:: Listed records
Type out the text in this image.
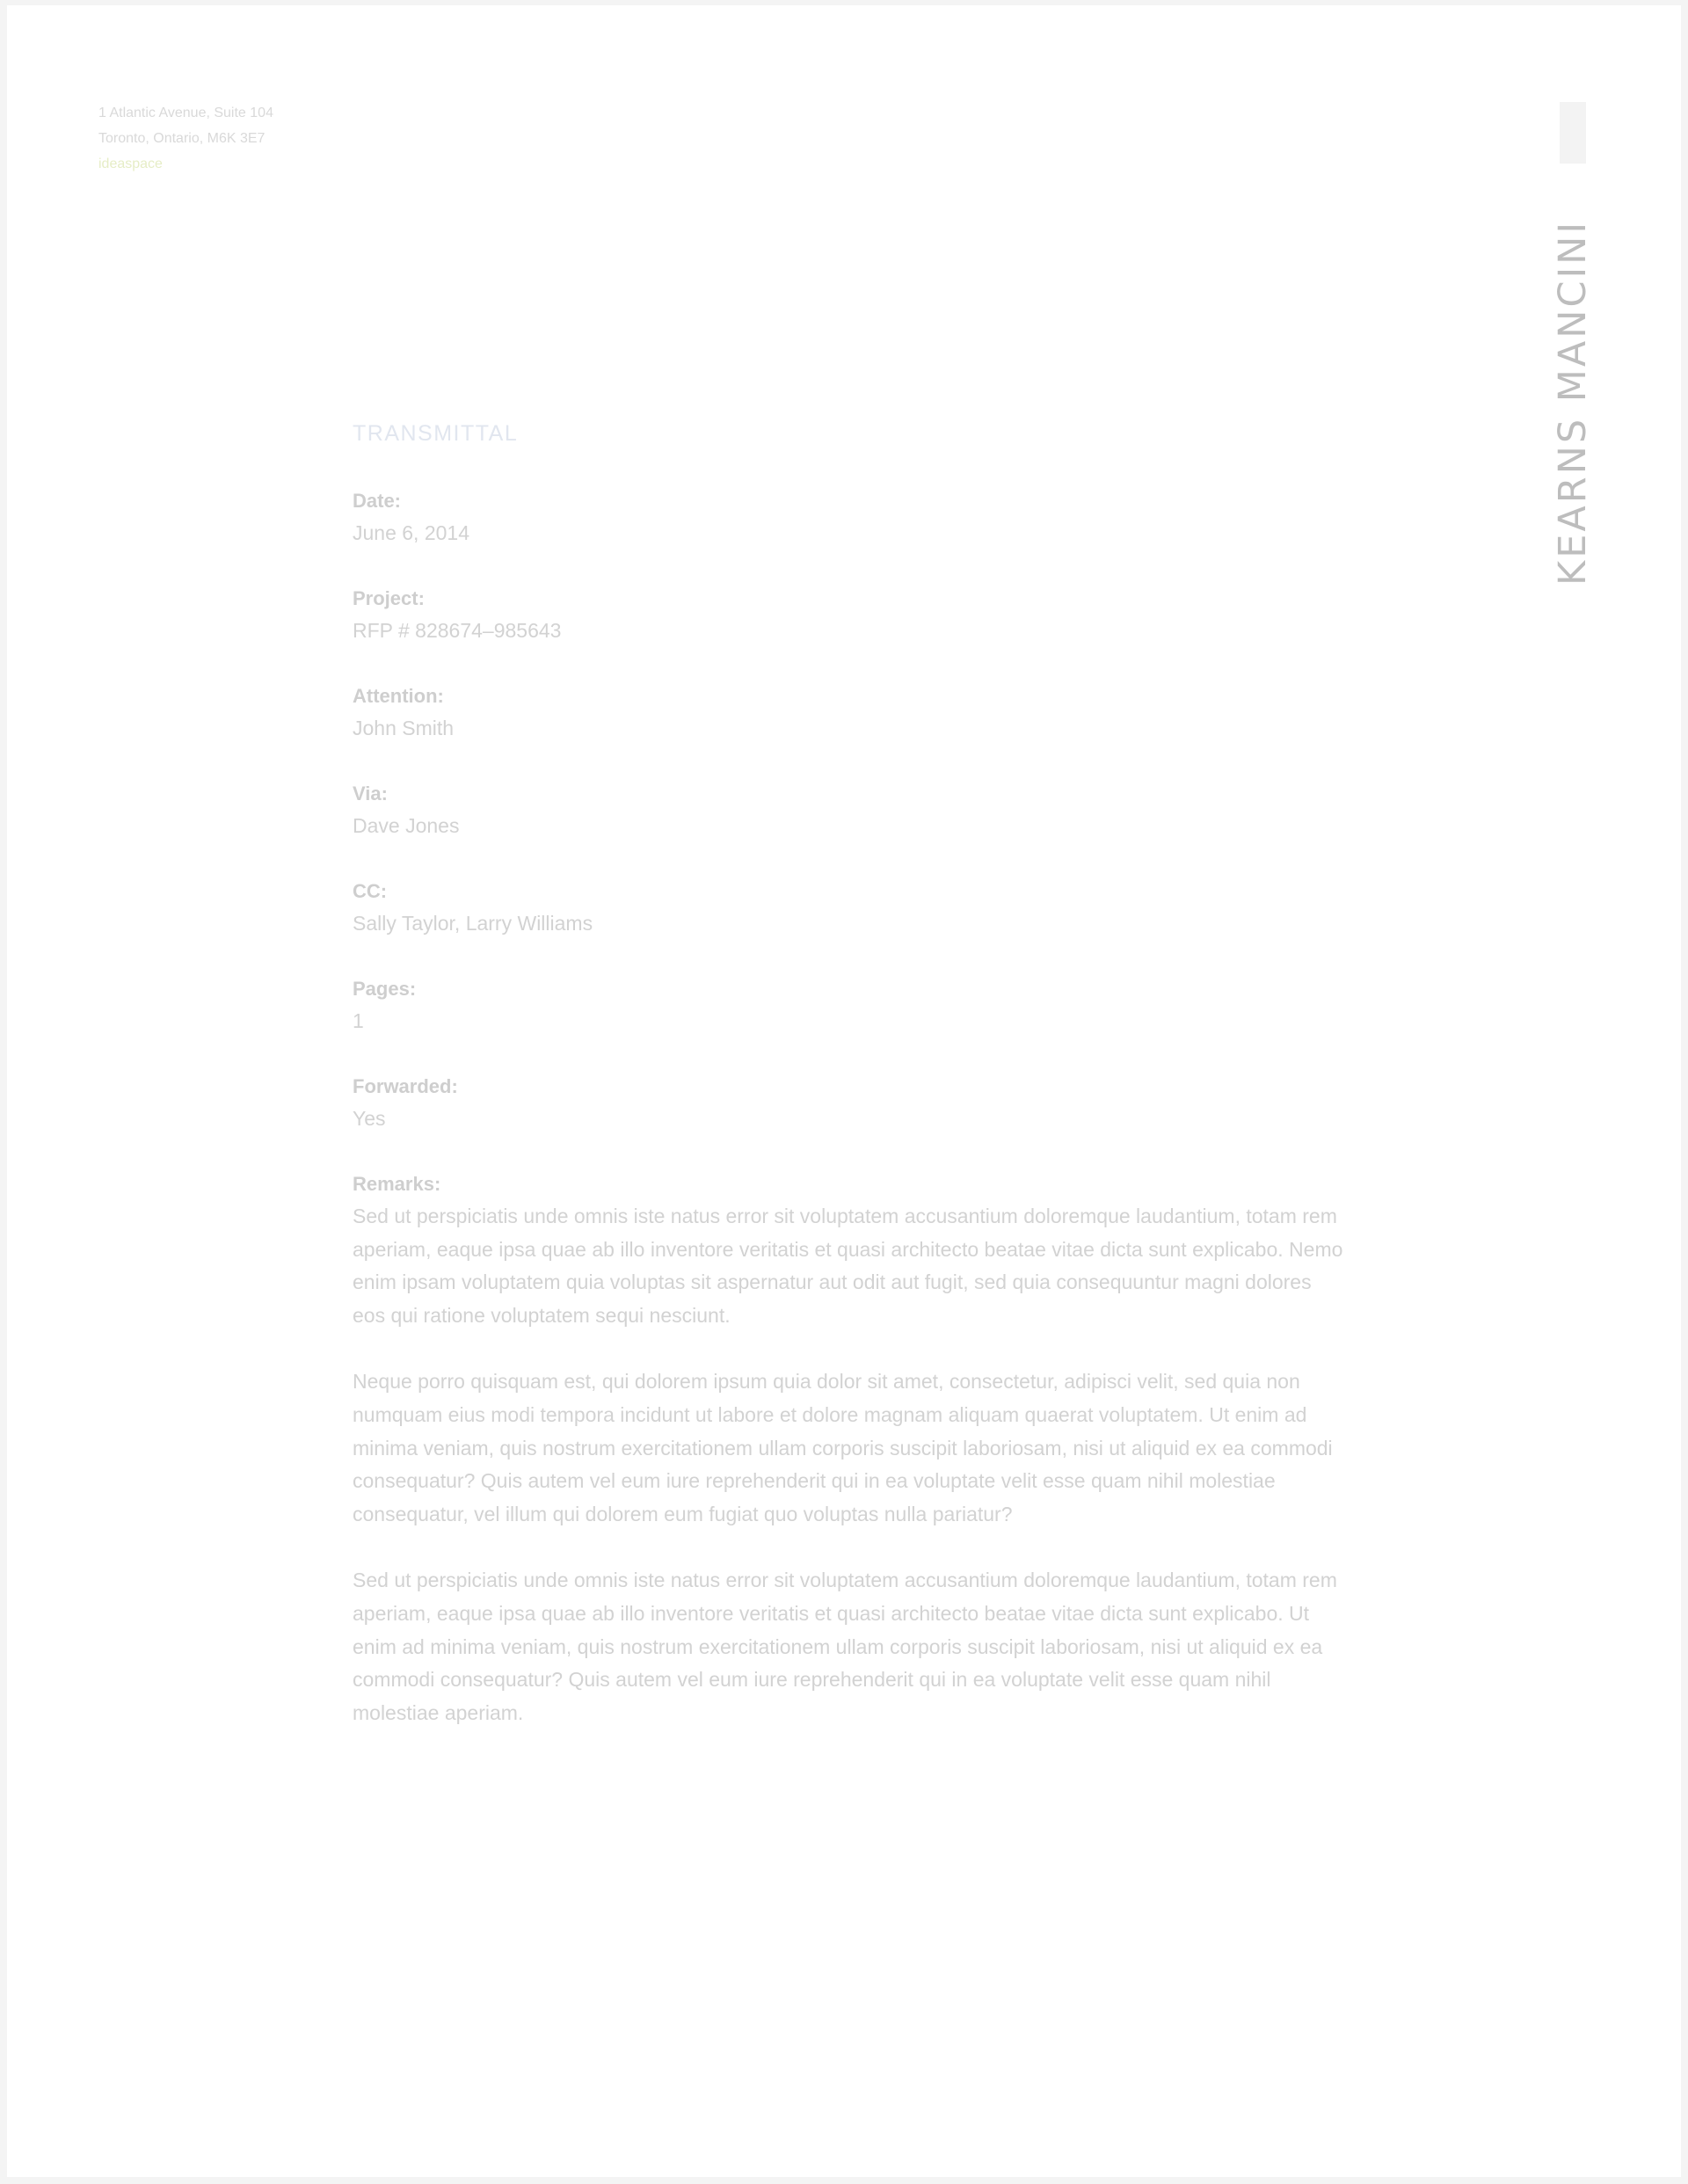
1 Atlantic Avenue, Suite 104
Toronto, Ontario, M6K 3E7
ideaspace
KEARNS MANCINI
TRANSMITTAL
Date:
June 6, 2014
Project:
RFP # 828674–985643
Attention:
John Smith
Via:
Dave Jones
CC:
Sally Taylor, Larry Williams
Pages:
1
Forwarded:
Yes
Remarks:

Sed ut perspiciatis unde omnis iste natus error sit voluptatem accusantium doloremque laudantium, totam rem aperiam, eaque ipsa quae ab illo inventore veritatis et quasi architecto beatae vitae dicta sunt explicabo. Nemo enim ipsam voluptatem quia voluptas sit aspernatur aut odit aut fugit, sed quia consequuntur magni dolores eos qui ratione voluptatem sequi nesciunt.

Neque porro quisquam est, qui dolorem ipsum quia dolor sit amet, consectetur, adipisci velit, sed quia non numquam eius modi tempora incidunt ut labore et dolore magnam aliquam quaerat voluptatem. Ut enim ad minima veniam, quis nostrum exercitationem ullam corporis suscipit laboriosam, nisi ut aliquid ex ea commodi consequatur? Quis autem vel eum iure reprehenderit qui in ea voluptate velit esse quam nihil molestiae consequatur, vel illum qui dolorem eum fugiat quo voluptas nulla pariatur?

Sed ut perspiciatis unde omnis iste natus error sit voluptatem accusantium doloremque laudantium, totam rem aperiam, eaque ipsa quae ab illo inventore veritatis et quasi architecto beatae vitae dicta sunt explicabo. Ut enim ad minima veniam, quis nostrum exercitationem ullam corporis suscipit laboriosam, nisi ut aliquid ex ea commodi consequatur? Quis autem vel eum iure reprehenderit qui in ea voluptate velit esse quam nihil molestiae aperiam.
::::
:: Listed records
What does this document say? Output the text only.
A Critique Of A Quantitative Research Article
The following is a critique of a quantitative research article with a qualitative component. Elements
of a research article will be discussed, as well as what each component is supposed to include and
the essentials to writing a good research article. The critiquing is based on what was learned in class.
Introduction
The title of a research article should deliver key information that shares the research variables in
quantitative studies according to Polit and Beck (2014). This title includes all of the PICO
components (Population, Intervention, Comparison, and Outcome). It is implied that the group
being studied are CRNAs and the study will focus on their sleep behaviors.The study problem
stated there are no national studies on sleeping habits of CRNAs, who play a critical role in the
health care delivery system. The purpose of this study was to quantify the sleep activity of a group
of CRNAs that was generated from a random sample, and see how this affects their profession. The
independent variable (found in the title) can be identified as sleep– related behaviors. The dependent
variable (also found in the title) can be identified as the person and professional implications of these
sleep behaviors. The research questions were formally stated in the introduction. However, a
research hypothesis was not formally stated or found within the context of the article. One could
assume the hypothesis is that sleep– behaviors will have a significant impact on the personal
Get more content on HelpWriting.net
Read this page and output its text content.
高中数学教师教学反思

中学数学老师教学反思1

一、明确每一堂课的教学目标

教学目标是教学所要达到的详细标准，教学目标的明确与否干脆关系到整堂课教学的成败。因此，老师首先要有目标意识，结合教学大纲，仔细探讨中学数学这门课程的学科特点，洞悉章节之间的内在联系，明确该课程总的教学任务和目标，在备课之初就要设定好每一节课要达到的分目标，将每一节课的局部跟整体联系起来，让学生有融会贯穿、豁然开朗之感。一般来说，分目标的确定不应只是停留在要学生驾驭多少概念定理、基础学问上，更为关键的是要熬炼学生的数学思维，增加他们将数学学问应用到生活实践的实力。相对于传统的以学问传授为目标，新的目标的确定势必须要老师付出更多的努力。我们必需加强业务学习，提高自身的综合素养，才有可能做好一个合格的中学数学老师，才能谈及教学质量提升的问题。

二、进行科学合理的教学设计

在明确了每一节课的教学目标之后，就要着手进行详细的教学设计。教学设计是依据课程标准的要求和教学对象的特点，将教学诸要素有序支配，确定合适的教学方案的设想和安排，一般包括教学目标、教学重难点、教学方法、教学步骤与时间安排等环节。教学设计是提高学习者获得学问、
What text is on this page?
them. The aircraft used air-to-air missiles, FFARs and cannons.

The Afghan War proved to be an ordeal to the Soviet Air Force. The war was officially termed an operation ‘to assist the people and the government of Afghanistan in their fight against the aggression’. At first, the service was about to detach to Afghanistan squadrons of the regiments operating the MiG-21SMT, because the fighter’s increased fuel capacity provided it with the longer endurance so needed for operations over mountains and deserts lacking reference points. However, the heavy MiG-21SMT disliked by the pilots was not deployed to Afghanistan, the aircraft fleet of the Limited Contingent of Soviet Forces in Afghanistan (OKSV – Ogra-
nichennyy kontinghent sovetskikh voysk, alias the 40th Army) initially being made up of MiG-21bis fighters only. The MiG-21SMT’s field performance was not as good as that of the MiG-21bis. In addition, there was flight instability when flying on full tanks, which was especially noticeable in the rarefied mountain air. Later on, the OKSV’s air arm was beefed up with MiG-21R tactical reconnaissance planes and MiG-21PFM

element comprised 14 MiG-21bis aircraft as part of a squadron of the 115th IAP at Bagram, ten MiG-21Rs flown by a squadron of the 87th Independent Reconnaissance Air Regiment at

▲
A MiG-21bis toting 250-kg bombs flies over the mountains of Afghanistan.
::::
> _Directions for this task_
Which lines in the data above contain "exercitationem"? Show each one.

> _The solution_
Neque porro quisquam est, qui dolorem ipsum quia dolor sit amet, consectetur, adipisci velit, sed quia non numquam eius modi tempora incidunt ut labore et dolore magnam aliquam quaerat voluptatem. Ut enim ad minima veniam, quis nostrum exercitationem ullam corporis suscipit laboriosam, nisi ut aliquid ex ea commodi consequatur? Quis autem vel eum iure reprehenderit qui in ea voluptate velit esse quam nihil molestiae consequatur, vel illum qui dolorem eum fugiat quo voluptas nulla pariatur?
Sed ut perspiciatis unde omnis iste natus error sit voluptatem accusantium doloremque laudantium, totam rem aperiam, eaque ipsa quae ab illo inventore veritatis et quasi architecto beatae vitae dicta sunt explicabo. Ut enim ad minima veniam, quis nostrum exercitationem ullam corporis suscipit laboriosam, nisi ut aliquid ex ea commodi consequatur? Quis autem vel eum iure reprehenderit qui in ea voluptate velit esse quam nihil molestiae aperiam.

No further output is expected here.